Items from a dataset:
** Start **

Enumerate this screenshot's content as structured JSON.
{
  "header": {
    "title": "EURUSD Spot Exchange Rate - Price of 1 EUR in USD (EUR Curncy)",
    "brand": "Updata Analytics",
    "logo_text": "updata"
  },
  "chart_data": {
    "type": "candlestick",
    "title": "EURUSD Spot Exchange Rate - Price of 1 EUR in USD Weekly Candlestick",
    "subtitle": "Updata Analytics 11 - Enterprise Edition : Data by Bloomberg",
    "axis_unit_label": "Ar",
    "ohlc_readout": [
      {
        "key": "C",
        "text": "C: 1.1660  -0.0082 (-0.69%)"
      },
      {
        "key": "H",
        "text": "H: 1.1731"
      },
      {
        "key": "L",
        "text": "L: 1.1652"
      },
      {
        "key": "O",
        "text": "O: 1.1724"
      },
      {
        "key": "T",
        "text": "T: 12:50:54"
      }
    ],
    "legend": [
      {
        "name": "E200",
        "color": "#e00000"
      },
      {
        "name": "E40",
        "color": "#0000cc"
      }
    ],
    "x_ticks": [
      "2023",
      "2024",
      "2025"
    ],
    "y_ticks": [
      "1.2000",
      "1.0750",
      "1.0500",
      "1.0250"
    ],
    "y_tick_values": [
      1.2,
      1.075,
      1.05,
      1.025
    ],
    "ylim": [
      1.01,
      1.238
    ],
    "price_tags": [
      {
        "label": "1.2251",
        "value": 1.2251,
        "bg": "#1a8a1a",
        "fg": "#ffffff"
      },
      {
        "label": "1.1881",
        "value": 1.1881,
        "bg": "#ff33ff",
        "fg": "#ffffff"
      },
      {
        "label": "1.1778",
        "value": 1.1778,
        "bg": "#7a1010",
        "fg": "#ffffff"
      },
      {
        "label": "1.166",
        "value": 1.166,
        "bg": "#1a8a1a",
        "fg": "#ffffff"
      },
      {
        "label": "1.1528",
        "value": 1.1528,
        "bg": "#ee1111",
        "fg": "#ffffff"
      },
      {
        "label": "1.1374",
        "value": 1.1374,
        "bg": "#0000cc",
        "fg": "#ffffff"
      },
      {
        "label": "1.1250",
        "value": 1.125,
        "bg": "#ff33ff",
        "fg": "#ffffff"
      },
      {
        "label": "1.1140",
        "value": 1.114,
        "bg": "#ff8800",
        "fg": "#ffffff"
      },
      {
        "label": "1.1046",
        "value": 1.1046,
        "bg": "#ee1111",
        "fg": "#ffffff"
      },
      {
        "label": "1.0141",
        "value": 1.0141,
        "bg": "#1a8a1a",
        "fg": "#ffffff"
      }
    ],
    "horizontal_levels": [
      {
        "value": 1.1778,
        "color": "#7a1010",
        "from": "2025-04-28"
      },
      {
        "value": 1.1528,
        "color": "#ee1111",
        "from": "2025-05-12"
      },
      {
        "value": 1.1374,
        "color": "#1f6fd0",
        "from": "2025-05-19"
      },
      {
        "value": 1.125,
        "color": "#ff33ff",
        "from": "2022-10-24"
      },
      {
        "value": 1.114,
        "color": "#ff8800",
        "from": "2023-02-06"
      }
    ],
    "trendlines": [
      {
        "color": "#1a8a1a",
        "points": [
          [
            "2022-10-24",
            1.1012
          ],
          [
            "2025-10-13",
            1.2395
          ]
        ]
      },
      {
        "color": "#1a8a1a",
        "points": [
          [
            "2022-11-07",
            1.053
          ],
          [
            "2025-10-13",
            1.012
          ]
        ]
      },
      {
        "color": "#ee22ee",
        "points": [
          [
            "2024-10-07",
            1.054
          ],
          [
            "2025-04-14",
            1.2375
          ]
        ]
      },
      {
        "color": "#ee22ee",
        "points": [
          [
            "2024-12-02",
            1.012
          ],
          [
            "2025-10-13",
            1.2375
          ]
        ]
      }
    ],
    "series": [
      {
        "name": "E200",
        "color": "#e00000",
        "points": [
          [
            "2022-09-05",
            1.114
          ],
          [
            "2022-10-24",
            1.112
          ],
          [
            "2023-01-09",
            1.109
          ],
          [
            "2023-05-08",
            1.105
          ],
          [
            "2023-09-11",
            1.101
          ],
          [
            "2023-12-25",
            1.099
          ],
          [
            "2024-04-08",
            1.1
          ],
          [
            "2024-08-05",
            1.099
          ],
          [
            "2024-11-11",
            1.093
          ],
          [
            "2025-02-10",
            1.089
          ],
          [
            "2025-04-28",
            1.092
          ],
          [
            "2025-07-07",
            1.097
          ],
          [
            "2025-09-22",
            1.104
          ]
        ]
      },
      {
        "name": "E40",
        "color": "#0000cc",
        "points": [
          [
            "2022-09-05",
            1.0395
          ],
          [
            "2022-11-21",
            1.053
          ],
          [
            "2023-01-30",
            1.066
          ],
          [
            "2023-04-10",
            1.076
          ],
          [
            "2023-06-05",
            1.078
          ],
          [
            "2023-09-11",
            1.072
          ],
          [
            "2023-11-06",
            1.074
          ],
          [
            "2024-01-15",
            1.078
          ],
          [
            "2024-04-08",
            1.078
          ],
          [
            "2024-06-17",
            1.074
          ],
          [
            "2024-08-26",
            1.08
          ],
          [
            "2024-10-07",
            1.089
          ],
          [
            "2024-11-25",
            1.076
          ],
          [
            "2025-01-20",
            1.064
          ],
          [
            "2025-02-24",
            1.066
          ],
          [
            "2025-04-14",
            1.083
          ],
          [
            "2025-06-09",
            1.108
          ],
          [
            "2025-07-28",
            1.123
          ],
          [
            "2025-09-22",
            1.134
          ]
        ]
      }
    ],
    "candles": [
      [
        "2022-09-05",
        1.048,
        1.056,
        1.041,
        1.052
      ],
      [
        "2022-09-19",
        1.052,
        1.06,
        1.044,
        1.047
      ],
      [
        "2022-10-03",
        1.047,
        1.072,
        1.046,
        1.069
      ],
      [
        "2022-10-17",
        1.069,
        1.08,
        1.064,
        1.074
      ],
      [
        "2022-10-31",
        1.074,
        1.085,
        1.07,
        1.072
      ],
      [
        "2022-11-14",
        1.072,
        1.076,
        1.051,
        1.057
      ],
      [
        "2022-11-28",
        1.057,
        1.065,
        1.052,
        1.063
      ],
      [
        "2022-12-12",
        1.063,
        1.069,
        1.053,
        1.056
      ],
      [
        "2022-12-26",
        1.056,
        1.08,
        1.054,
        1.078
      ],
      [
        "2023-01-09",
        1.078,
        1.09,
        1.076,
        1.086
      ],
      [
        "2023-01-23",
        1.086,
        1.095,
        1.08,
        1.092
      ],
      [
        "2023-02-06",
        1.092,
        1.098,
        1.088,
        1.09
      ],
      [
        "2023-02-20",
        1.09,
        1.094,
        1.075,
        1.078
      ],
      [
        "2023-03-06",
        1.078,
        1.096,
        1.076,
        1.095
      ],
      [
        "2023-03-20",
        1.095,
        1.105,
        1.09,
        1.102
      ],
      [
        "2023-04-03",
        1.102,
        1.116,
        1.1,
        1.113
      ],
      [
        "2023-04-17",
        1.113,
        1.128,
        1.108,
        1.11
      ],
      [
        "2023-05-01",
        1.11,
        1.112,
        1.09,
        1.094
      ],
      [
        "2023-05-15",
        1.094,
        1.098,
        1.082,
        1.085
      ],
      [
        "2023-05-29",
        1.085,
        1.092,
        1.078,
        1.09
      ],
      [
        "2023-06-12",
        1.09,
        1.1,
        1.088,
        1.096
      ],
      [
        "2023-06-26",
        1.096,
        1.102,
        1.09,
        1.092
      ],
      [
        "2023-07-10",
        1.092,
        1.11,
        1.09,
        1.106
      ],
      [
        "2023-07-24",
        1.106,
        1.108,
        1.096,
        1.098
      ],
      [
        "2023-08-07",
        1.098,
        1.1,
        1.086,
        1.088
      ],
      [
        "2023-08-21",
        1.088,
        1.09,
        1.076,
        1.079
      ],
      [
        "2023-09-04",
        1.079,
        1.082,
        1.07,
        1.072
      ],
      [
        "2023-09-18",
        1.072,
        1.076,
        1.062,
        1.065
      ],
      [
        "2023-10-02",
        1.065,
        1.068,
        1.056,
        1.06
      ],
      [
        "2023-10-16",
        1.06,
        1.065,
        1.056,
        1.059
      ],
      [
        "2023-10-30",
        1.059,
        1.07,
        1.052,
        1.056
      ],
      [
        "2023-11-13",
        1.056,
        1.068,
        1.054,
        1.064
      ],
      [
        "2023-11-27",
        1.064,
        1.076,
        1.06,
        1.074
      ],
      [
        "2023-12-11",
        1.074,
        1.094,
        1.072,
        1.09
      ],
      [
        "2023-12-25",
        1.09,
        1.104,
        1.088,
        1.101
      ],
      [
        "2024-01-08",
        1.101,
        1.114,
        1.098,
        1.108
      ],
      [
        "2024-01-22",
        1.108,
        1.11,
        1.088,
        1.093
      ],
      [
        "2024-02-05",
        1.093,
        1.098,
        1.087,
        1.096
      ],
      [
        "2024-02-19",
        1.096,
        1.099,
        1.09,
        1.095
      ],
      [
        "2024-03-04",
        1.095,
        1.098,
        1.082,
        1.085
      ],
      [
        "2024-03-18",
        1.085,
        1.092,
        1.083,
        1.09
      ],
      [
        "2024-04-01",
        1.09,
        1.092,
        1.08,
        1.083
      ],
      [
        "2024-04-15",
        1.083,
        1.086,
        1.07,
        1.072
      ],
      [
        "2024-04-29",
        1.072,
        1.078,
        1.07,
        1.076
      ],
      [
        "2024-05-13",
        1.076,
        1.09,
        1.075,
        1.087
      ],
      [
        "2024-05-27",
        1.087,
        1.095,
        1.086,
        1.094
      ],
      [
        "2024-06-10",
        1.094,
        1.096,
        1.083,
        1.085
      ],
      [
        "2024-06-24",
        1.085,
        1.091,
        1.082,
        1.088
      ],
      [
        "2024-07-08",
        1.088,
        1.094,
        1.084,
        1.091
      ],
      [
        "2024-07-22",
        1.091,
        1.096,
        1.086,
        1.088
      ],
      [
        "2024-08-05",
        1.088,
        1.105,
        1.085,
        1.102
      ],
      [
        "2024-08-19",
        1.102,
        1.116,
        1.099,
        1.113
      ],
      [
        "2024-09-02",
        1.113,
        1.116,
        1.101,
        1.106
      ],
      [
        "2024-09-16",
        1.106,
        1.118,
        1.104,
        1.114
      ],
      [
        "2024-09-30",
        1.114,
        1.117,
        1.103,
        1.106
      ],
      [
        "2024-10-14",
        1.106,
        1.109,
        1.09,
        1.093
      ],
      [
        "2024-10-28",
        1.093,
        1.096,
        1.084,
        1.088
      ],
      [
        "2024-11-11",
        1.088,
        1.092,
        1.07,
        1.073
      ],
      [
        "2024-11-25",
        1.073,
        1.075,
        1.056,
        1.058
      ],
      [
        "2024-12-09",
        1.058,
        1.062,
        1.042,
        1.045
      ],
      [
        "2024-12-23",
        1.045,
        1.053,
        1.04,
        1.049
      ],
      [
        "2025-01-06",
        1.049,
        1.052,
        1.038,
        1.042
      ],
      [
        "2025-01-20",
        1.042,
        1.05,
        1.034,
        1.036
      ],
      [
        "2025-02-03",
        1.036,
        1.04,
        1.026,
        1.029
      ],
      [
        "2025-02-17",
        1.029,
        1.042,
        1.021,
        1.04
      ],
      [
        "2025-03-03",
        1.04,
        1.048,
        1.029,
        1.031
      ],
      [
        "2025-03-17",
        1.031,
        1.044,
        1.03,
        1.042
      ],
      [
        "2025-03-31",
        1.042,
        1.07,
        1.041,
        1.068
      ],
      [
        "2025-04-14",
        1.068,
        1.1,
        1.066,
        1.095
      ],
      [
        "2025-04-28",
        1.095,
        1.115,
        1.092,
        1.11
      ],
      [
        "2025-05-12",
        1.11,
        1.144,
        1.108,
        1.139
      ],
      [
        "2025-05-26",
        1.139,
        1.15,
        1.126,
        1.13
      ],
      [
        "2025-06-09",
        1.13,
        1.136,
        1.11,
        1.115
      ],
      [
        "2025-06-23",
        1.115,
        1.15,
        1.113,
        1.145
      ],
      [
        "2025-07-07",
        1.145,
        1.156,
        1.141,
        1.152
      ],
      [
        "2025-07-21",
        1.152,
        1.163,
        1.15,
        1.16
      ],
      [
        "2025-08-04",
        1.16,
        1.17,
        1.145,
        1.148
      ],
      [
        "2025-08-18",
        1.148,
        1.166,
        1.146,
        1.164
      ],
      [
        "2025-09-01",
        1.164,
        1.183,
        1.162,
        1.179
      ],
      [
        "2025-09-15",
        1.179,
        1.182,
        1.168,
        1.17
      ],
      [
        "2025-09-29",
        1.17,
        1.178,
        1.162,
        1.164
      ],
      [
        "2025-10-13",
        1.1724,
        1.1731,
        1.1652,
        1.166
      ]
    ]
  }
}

** End **

Look through the entries and return every line where "Analytics" appears.

## [Written response]
    "brand": "Updata Analytics",
    "subtitle": "Updata Analytics 11 - Enterprise Edition : Data by Bloomberg",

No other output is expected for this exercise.